**What you need to do**: Nothing should be left out: output all of the entries exactly.
--
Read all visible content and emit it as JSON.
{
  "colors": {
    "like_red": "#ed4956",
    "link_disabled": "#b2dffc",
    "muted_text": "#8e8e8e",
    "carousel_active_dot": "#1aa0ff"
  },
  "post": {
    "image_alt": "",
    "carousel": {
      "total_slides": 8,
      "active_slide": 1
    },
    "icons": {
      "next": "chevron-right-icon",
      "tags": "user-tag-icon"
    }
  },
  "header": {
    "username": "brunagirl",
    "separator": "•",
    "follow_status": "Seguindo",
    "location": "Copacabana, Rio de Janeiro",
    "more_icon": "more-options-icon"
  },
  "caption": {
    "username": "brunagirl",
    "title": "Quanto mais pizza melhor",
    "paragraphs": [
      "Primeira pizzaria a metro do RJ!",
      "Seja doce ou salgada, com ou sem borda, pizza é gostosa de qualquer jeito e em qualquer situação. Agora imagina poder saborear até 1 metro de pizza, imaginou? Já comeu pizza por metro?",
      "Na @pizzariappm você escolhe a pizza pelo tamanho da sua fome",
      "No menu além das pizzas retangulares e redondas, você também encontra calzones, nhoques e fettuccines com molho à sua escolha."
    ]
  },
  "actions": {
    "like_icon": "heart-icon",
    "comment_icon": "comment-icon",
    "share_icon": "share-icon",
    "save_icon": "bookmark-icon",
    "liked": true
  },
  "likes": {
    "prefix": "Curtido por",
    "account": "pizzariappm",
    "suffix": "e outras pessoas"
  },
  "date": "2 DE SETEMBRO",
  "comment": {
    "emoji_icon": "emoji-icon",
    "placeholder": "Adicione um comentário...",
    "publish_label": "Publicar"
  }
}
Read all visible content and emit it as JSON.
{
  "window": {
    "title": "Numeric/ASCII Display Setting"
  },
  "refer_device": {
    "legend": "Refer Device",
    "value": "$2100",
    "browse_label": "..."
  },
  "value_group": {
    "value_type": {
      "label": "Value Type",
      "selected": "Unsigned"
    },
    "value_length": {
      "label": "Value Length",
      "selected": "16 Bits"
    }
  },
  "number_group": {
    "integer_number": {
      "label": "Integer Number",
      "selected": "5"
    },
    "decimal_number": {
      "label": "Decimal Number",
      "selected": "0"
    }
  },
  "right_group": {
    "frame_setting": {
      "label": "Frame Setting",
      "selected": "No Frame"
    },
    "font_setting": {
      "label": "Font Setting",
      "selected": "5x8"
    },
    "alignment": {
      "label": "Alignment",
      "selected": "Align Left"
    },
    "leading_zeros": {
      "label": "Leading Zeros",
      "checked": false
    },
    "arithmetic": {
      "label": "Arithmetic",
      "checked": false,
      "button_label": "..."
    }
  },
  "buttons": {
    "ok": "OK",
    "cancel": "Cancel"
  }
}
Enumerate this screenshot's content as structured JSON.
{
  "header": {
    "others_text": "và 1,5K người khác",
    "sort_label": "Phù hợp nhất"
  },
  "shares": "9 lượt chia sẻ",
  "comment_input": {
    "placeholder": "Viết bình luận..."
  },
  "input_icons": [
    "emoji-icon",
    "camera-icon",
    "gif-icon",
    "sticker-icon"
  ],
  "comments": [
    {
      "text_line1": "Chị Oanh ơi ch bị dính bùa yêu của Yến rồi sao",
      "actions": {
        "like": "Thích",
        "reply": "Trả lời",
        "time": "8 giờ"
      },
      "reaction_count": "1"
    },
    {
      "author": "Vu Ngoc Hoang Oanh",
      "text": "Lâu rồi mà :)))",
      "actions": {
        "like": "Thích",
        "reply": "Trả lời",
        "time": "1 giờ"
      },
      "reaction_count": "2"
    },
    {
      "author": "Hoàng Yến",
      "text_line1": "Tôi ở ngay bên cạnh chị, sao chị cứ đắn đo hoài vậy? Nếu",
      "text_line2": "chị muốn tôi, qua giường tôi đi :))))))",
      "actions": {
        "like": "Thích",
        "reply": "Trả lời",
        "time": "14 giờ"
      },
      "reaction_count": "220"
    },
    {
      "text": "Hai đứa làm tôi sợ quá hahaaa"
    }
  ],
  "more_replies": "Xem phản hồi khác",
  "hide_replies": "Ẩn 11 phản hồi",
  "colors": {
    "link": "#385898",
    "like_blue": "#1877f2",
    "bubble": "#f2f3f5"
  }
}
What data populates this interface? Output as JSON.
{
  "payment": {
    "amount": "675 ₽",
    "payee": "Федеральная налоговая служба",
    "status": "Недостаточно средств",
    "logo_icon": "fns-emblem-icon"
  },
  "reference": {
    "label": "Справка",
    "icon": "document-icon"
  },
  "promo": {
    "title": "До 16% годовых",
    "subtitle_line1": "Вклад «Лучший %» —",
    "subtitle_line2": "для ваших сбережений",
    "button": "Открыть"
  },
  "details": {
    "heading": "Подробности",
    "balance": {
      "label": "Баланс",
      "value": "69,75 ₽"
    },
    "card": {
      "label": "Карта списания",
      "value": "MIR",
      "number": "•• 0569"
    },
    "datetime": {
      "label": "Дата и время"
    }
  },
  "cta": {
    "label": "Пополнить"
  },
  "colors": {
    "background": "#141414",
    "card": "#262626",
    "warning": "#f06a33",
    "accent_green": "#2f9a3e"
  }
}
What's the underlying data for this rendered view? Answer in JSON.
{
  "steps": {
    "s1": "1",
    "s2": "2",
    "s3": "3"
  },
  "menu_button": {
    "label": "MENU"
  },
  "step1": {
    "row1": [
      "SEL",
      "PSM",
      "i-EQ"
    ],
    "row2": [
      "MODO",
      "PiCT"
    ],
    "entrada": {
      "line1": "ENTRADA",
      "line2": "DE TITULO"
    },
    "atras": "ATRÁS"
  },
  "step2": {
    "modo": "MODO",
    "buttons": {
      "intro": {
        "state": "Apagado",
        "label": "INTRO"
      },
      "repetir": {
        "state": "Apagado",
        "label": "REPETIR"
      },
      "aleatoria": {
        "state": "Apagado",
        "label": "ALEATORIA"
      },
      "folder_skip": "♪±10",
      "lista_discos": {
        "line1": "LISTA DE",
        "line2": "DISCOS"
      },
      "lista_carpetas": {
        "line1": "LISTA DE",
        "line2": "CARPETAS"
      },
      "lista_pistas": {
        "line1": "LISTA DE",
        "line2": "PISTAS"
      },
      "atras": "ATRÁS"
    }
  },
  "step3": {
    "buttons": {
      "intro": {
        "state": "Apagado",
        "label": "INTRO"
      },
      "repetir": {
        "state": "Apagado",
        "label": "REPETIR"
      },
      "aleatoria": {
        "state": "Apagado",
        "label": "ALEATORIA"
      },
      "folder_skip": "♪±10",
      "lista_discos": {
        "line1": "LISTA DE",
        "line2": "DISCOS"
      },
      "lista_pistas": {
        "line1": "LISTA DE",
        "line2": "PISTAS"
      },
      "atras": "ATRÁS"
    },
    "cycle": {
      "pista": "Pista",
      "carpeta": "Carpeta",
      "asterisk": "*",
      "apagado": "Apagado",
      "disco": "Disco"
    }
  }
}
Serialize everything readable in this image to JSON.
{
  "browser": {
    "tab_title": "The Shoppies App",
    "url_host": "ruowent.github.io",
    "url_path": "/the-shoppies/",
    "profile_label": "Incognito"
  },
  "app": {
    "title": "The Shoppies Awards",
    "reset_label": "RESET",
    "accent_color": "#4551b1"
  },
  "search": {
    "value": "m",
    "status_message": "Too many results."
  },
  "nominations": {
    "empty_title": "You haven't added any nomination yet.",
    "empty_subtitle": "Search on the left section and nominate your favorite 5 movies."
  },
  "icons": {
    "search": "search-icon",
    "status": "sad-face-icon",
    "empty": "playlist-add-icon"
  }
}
--
**Result**:
Read all visible content and emit it as JSON.
{
  "colors": {
    "like_red": "#ed4956",
    "link_disabled": "#b2dffc",
    "muted_text": "#8e8e8e",
    "carousel_active_dot": "#1aa0ff"
  },
  "post": {
    "image_alt": "",
    "carousel": {
      "total_slides": 8,
      "active_slide": 1
    },
    "icons": {
      "next": "chevron-right-icon",
      "tags": "user-tag-icon"
    }
  },
  "header": {
    "username": "brunagirl",
    "separator": "•",
    "follow_status": "Seguindo",
    "location": "Copacabana, Rio de Janeiro",
    "more_icon": "more-options-icon"
  },
  "caption": {
    "username": "brunagirl",
    "title": "Quanto mais pizza melhor",
    "paragraphs": [
      "Primeira pizzaria a metro do RJ!",
      "Seja doce ou salgada, com ou sem borda, pizza é gostosa de qualquer jeito e em qualquer situação. Agora imagina poder saborear até 1 metro de pizza, imaginou? Já comeu pizza por metro?",
      "Na @pizzariappm você escolhe a pizza pelo tamanho da sua fome",
      "No menu além das pizzas retangulares e redondas, você também encontra calzones, nhoques e fettuccines com molho à sua escolha."
    ]
  },
  "actions": {
    "like_icon": "heart-icon",
    "comment_icon": "comment-icon",
    "share_icon": "share-icon",
    "save_icon": "bookmark-icon",
    "liked": true
  },
  "likes": {
    "prefix": "Curtido por",
    "account": "pizzariappm",
    "suffix": "e outras pessoas"
  },
  "date": "2 DE SETEMBRO",
  "comment": {
    "emoji_icon": "emoji-icon",
    "placeholder": "Adicione um comentário...",
    "publish_label": "Publicar"
  }
}
Read all visible content and emit it as JSON.
{
  "window": {
    "title": "Numeric/ASCII Display Setting"
  },
  "refer_device": {
    "legend": "Refer Device",
    "value": "$2100",
    "browse_label": "..."
  },
  "value_group": {
    "value_type": {
      "label": "Value Type",
      "selected": "Unsigned"
    },
    "value_length": {
      "label": "Value Length",
      "selected": "16 Bits"
    }
  },
  "number_group": {
    "integer_number": {
      "label": "Integer Number",
      "selected": "5"
    },
    "decimal_number": {
      "label": "Decimal Number",
      "selected": "0"
    }
  },
  "right_group": {
    "frame_setting": {
      "label": "Frame Setting",
      "selected": "No Frame"
    },
    "font_setting": {
      "label": "Font Setting",
      "selected": "5x8"
    },
    "alignment": {
      "label": "Alignment",
      "selected": "Align Left"
    },
    "leading_zeros": {
      "label": "Leading Zeros",
      "checked": false
    },
    "arithmetic": {
      "label": "Arithmetic",
      "checked": false,
      "button_label": "..."
    }
  },
  "buttons": {
    "ok": "OK",
    "cancel": "Cancel"
  }
}
Enumerate this screenshot's content as structured JSON.
{
  "header": {
    "others_text": "và 1,5K người khác",
    "sort_label": "Phù hợp nhất"
  },
  "shares": "9 lượt chia sẻ",
  "comment_input": {
    "placeholder": "Viết bình luận..."
  },
  "input_icons": [
    "emoji-icon",
    "camera-icon",
    "gif-icon",
    "sticker-icon"
  ],
  "comments": [
    {
      "text_line1": "Chị Oanh ơi ch bị dính bùa yêu của Yến rồi sao",
      "actions": {
        "like": "Thích",
        "reply": "Trả lời",
        "time": "8 giờ"
      },
      "reaction_count": "1"
    },
    {
      "author": "Vu Ngoc Hoang Oanh",
      "text": "Lâu rồi mà :)))",
      "actions": {
        "like": "Thích",
        "reply": "Trả lời",
        "time": "1 giờ"
      },
      "reaction_count": "2"
    },
    {
      "author": "Hoàng Yến",
      "text_line1": "Tôi ở ngay bên cạnh chị, sao chị cứ đắn đo hoài vậy? Nếu",
      "text_line2": "chị muốn tôi, qua giường tôi đi :))))))",
      "actions": {
        "like": "Thích",
        "reply": "Trả lời",
        "time": "14 giờ"
      },
      "reaction_count": "220"
    },
    {
      "text": "Hai đứa làm tôi sợ quá hahaaa"
    }
  ],
  "more_replies": "Xem phản hồi khác",
  "hide_replies": "Ẩn 11 phản hồi",
  "colors": {
    "link": "#385898",
    "like_blue": "#1877f2",
    "bubble": "#f2f3f5"
  }
}
What data populates this interface? Output as JSON.
{
  "payment": {
    "amount": "675 ₽",
    "payee": "Федеральная налоговая служба",
    "status": "Недостаточно средств",
    "logo_icon": "fns-emblem-icon"
  },
  "reference": {
    "label": "Справка",
    "icon": "document-icon"
  },
  "promo": {
    "title": "До 16% годовых",
    "subtitle_line1": "Вклад «Лучший %» —",
    "subtitle_line2": "для ваших сбережений",
    "button": "Открыть"
  },
  "details": {
    "heading": "Подробности",
    "balance": {
      "label": "Баланс",
      "value": "69,75 ₽"
    },
    "card": {
      "label": "Карта списания",
      "value": "MIR",
      "number": "•• 0569"
    },
    "datetime": {
      "label": "Дата и время"
    }
  },
  "cta": {
    "label": "Пополнить"
  },
  "colors": {
    "background": "#141414",
    "card": "#262626",
    "warning": "#f06a33",
    "accent_green": "#2f9a3e"
  }
}
What's the underlying data for this rendered view? Answer in JSON.
{
  "steps": {
    "s1": "1",
    "s2": "2",
    "s3": "3"
  },
  "menu_button": {
    "label": "MENU"
  },
  "step1": {
    "row1": [
      "SEL",
      "PSM",
      "i-EQ"
    ],
    "row2": [
      "MODO",
      "PiCT"
    ],
    "entrada": {
      "line1": "ENTRADA",
      "line2": "DE TITULO"
    },
    "atras": "ATRÁS"
  },
  "step2": {
    "modo": "MODO",
    "buttons": {
      "intro": {
        "state": "Apagado",
        "label": "INTRO"
      },
      "repetir": {
        "state": "Apagado",
        "label": "REPETIR"
      },
      "aleatoria": {
        "state": "Apagado",
        "label": "ALEATORIA"
      },
      "folder_skip": "♪±10",
      "lista_discos": {
        "line1": "LISTA DE",
        "line2": "DISCOS"
      },
      "lista_carpetas": {
        "line1": "LISTA DE",
        "line2": "CARPETAS"
      },
      "lista_pistas": {
        "line1": "LISTA DE",
        "line2": "PISTAS"
      },
      "atras": "ATRÁS"
    }
  },
  "step3": {
    "buttons": {
      "intro": {
        "state": "Apagado",
        "label": "INTRO"
      },
      "repetir": {
        "state": "Apagado",
        "label": "REPETIR"
      },
      "aleatoria": {
        "state": "Apagado",
        "label": "ALEATORIA"
      },
      "folder_skip": "♪±10",
      "lista_discos": {
        "line1": "LISTA DE",
        "line2": "DISCOS"
      },
      "lista_pistas": {
        "line1": "LISTA DE",
        "line2": "PISTAS"
      },
      "atras": "ATRÁS"
    },
    "cycle": {
      "pista": "Pista",
      "carpeta": "Carpeta",
      "asterisk": "*",
      "apagado": "Apagado",
      "disco": "Disco"
    }
  }
}
Serialize everything readable in this image to JSON.
{
  "browser": {
    "tab_title": "The Shoppies App",
    "url_host": "ruowent.github.io",
    "url_path": "/the-shoppies/",
    "profile_label": "Incognito"
  },
  "app": {
    "title": "The Shoppies Awards",
    "reset_label": "RESET",
    "accent_color": "#4551b1"
  },
  "search": {
    "value": "m",
    "status_message": "Too many results."
  },
  "nominations": {
    "empty_title": "You haven't added any nomination yet.",
    "empty_subtitle": "Search on the left section and nominate your favorite 5 movies."
  },
  "icons": {
    "search": "search-icon",
    "status": "sad-face-icon",
    "empty": "playlist-add-icon"
  }
}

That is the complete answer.